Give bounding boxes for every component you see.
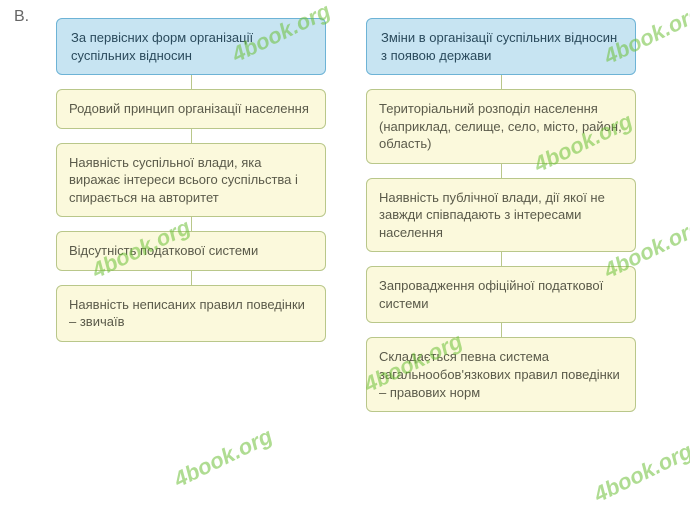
watermark: 4book.org <box>590 438 690 508</box>
right-item-3: Запровадження офіційної податкової систе… <box>366 266 636 323</box>
left-item-1: Родовий принцип організації населення <box>56 89 326 129</box>
right-column: Зміни в організації суспільних відносин … <box>366 18 636 412</box>
connector <box>191 129 192 143</box>
watermark: 4book.org <box>170 423 277 493</box>
connector <box>501 164 502 178</box>
left-column: За первісних форм організації суспільних… <box>56 18 326 412</box>
right-item-1: Територіальний розподіл населення (напри… <box>366 89 636 164</box>
left-item-3: Відсутність податкової системи <box>56 231 326 271</box>
section-label: В. <box>14 8 29 26</box>
connector <box>191 217 192 231</box>
right-header: Зміни в організації суспільних відносин … <box>366 18 636 75</box>
connector <box>191 271 192 285</box>
diagram-columns: За первісних форм організації суспільних… <box>0 0 690 422</box>
left-item-2: Наявність суспільної влади, яка виражає … <box>56 143 326 218</box>
left-header: За первісних форм організації суспільних… <box>56 18 326 75</box>
left-item-4: Наявність неписаних правил поведінки – з… <box>56 285 326 342</box>
right-item-4: Складається певна система загальнообов'я… <box>366 337 636 412</box>
right-item-2: Наявність публічної влади, дії якої не з… <box>366 178 636 253</box>
connector <box>191 75 192 89</box>
connector <box>501 252 502 266</box>
connector <box>501 323 502 337</box>
connector <box>501 75 502 89</box>
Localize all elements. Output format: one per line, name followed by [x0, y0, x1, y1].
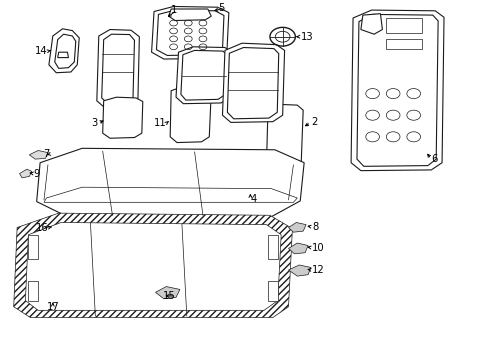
Polygon shape: [49, 29, 79, 73]
Polygon shape: [360, 14, 382, 34]
Polygon shape: [176, 47, 232, 104]
Text: 11: 11: [153, 118, 166, 128]
Polygon shape: [98, 237, 112, 244]
Text: 1: 1: [170, 5, 177, 15]
Polygon shape: [25, 222, 281, 310]
Text: 5: 5: [218, 3, 224, 13]
Polygon shape: [46, 230, 58, 235]
Text: 16: 16: [36, 222, 49, 233]
Polygon shape: [58, 52, 68, 58]
Polygon shape: [29, 150, 48, 159]
Text: 3: 3: [91, 118, 98, 128]
Polygon shape: [267, 281, 277, 301]
Polygon shape: [102, 34, 134, 104]
Text: 4: 4: [250, 194, 256, 204]
Polygon shape: [14, 213, 292, 318]
Polygon shape: [37, 148, 304, 217]
Polygon shape: [20, 169, 32, 178]
Polygon shape: [350, 10, 443, 171]
Text: 15: 15: [163, 291, 176, 301]
Polygon shape: [181, 50, 227, 100]
Text: 8: 8: [311, 222, 318, 232]
Polygon shape: [156, 10, 224, 55]
Text: 7: 7: [43, 149, 50, 159]
Polygon shape: [168, 9, 211, 21]
Polygon shape: [288, 222, 305, 232]
Bar: [386, 18, 421, 33]
Polygon shape: [267, 235, 277, 259]
Polygon shape: [44, 187, 297, 202]
Polygon shape: [102, 97, 142, 138]
Text: 9: 9: [33, 168, 40, 179]
Text: 6: 6: [430, 154, 437, 164]
Polygon shape: [28, 281, 38, 301]
Polygon shape: [227, 48, 278, 119]
Polygon shape: [356, 14, 437, 166]
Text: 2: 2: [310, 117, 317, 127]
Polygon shape: [151, 6, 228, 59]
Text: 13: 13: [300, 32, 313, 42]
Polygon shape: [222, 43, 284, 122]
Bar: [386, 39, 421, 49]
Polygon shape: [170, 86, 211, 143]
Polygon shape: [97, 30, 139, 108]
Polygon shape: [71, 233, 84, 240]
Text: 14: 14: [35, 46, 48, 56]
Text: 12: 12: [311, 265, 324, 275]
Polygon shape: [288, 243, 307, 254]
Polygon shape: [288, 265, 310, 276]
Polygon shape: [55, 34, 76, 68]
Text: 17: 17: [46, 302, 59, 312]
Polygon shape: [28, 235, 38, 259]
Polygon shape: [155, 287, 180, 299]
Polygon shape: [266, 104, 303, 169]
Text: 10: 10: [311, 243, 324, 253]
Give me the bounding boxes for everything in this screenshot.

* Goal
Convert the lines from the one containing "Polygon shape: [49, 29, 79, 73]" up to and including the one containing "Text: 4: 4: [250, 194, 256, 204]" into a Markdown table with the columns Row and Entry. Put the row number in Row, put the line in Entry, and omit any blank lines.

* Solution for this exercise
| Row | Entry |
|---|---|
| 1 | Polygon shape: [49, 29, 79, 73] |
| 2 | Polygon shape: [360, 14, 382, 34] |
| 3 | Polygon shape: [176, 47, 232, 104] |
| 4 | Text: 11: 11: [153, 118, 166, 128] |
| 5 | Polygon shape: [98, 237, 112, 244] |
| 6 | Text: 1: 1: [170, 5, 177, 15] |
| 7 | Polygon shape: [25, 222, 281, 310] |
| 8 | Text: 5: 5: [218, 3, 224, 13] |
| 9 | Polygon shape: [46, 230, 58, 235] |
| 10 | Text: 16: 16: [36, 222, 49, 233] |
| 11 | Polygon shape: [58, 52, 68, 58] |
| 12 | Polygon shape: [29, 150, 48, 159] |
| 13 | Text: 3: 3: [91, 118, 98, 128] |
| 14 | Polygon shape: [267, 281, 277, 301] |
| 15 | Polygon shape: [102, 34, 134, 104] |
| 16 | Text: 4: 4: [250, 194, 256, 204] |